Cycling champ opens up about his cocaine addiction
Former Olympic champ and Tour de France winner Sir Bradley Wiggins has said he became addicted to cocaine after his cycling career and was "lucky to be here" after getting sober a year ago.
Wiggins, who retired from the sport in 2016, became the first Briton to win the Tour de France in 2012 and collected a then-British record eight Olympic medals, including five golds across four Games.
The 45-year-old's father was Australian cyclist Gary Wiggins, who suffered with drug and alcohol issues before dying of head injuries in 2008 aged 55, after a fight at a house party in Aberdeen, NSW.
Wiggins has spoken in the past of his troubled relationship with his father, who left the family when Bradley was a toddler and did not reappear in his life until his late teens.
Wiggins said his father was jealous of his talent and told him 'you'll never be as good as your old man', which Wiggins said he used as fuel to drive his subsequent successes.
In an interview with the Observer published on Tuesday, ahead of the publication of a third autobiography later this year, Wiggins described how his drug use affected his own family.
"There were times my son thought I was going to be found dead in the morning. I was a functioning addict. People wouldn't realise. I was high most of the time for many years," Wiggins said.
"I had a really bad problem. My kids were going to put me in rehab. I was walking a tightrope. I realised I had a huge problem. I had to stop. I'm lucky to be here. I was a victim of all my own choices, for many years.
"I already had a lot of self-hatred, but I was amplifying it. It was a form of self-harm and self-sabotage. It was not the person I wanted to be. I realised I was hurting a lot of people around me.

++++++++++

**WORK TO BE COMPLETED**
Reproduce everything in the article on Bradley Wiggins from "Wiggins has spoken" down to "his subsequent successes.", swapping "toddler" for "small child".

++++++++++

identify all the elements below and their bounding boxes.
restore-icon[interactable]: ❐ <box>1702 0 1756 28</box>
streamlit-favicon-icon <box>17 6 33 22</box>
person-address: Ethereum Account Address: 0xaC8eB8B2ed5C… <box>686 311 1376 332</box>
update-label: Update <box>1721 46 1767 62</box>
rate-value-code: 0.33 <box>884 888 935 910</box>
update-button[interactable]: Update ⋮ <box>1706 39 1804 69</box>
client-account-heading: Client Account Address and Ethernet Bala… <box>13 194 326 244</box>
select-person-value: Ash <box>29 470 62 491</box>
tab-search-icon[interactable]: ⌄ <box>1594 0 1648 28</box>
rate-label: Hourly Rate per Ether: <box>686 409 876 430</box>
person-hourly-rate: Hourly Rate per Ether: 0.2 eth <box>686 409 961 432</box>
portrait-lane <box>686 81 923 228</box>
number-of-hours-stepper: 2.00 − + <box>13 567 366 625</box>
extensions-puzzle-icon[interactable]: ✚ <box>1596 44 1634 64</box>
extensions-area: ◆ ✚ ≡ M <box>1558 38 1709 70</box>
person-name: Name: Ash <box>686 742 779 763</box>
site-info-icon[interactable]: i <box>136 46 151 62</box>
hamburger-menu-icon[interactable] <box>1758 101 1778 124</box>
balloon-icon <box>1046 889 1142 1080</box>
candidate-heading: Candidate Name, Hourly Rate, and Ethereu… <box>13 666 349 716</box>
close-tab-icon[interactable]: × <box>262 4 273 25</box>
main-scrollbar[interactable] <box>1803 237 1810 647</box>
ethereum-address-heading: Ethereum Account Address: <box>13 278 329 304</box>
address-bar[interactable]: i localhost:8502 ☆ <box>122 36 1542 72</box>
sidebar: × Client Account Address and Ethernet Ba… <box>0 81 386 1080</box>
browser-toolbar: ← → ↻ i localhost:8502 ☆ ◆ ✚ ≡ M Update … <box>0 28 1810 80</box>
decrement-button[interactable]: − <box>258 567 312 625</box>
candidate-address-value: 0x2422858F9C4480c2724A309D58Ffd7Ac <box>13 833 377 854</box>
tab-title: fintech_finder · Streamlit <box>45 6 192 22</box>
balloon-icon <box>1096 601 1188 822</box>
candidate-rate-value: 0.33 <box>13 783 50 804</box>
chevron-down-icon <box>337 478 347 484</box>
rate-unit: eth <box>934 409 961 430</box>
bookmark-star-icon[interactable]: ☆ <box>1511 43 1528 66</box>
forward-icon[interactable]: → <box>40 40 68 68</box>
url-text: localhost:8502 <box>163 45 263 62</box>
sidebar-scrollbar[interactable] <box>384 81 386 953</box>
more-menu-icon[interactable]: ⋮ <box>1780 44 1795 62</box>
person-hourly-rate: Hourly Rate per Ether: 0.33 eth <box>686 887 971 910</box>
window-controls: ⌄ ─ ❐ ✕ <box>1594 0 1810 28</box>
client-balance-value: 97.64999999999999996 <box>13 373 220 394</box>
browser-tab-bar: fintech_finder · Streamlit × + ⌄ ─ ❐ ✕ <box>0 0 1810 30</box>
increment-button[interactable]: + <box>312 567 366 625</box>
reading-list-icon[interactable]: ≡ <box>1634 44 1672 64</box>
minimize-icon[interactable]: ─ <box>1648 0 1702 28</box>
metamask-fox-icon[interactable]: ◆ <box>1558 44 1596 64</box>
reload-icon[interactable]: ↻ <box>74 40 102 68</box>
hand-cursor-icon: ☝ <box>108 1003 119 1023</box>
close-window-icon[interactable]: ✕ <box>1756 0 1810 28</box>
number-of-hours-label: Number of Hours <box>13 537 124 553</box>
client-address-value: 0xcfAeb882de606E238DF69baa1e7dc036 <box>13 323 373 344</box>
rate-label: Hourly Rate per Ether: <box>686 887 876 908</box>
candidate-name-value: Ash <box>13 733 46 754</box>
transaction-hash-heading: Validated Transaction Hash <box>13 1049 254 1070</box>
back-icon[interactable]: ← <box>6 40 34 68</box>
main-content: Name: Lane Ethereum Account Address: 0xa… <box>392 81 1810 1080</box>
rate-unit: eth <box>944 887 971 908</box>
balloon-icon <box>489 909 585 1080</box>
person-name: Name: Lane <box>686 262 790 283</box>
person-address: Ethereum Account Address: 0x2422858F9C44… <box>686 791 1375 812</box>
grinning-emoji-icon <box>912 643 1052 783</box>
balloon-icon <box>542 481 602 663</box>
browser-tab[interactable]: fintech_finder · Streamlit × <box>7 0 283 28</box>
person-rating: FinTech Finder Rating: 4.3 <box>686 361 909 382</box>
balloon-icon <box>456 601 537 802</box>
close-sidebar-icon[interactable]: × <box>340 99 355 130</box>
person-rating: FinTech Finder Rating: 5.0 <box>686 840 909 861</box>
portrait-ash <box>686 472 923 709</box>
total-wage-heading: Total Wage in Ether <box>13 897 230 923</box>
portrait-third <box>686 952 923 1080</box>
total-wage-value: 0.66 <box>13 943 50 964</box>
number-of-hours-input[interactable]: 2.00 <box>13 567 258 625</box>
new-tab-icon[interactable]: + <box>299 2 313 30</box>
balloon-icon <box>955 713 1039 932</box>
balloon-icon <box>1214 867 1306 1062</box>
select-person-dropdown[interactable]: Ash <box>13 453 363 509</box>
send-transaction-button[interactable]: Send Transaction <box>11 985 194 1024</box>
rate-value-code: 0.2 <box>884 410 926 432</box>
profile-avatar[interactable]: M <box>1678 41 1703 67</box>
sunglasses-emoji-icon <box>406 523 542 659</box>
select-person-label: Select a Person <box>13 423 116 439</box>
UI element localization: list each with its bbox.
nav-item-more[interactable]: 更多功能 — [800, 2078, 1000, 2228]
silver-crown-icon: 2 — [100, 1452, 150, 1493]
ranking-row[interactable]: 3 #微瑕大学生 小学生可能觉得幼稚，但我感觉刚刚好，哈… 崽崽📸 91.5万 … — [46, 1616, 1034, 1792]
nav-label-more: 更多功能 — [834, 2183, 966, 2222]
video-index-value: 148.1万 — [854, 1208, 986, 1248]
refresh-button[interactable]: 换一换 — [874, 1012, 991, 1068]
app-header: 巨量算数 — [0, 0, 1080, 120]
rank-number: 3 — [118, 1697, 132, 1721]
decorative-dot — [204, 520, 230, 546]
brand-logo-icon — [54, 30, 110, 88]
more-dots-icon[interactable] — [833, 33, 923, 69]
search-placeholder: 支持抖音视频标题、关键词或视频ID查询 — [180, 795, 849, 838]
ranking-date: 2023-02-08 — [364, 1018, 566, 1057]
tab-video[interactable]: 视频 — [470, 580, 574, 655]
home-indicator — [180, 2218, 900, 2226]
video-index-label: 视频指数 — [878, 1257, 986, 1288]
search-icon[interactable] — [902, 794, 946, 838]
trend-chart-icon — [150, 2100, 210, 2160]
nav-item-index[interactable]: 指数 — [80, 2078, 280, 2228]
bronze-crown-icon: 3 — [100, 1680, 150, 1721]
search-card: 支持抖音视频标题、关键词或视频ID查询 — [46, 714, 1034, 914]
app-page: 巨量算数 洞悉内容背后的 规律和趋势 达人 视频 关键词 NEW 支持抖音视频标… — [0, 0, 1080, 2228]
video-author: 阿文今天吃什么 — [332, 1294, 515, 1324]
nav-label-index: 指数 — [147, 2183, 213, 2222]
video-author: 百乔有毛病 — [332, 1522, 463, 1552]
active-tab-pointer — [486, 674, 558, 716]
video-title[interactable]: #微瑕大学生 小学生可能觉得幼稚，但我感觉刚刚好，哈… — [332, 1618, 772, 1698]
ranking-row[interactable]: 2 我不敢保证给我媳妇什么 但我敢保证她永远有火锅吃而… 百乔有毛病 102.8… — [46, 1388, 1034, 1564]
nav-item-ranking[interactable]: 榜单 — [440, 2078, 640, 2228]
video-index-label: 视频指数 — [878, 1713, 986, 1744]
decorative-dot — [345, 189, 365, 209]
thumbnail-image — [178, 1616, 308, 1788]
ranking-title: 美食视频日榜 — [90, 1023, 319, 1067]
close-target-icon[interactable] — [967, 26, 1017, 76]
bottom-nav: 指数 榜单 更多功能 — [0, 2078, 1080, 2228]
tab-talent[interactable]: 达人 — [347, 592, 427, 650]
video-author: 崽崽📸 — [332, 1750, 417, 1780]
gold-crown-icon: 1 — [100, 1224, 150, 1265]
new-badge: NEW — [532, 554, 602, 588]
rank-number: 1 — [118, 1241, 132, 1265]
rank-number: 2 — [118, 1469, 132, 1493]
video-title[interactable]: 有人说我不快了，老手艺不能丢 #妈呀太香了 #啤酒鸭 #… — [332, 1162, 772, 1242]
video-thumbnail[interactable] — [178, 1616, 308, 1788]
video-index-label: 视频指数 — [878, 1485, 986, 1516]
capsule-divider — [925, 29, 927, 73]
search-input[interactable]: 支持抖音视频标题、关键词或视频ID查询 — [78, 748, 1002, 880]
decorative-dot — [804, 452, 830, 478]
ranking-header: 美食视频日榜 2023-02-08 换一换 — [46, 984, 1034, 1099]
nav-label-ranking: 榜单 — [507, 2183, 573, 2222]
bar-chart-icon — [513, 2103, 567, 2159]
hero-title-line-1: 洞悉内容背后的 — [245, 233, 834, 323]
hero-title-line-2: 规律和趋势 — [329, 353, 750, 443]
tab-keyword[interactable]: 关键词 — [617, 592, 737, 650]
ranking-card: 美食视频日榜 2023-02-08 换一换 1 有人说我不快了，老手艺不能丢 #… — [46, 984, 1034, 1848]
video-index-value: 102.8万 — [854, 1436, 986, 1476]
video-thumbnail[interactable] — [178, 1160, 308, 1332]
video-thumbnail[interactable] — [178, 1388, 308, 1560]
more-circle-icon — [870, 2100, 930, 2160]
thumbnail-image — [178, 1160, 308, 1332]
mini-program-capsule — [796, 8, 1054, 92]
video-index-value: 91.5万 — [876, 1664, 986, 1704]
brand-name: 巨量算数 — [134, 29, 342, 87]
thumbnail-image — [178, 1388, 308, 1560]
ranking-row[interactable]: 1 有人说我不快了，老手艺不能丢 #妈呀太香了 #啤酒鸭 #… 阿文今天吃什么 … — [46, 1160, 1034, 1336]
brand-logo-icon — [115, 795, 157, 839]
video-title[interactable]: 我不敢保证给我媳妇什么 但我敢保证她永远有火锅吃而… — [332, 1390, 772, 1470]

++++++++++

**OUTPUT**
Wiggins has spoken in the past of his troubled relationship with his father, who left the family when Bradley was a small child and did not reappear in his life until his late teens.
Wiggins said his father was jealous of his talent and told him 'you'll never be as good as your old man', which Wiggins said he used as fuel to drive his subsequent successes.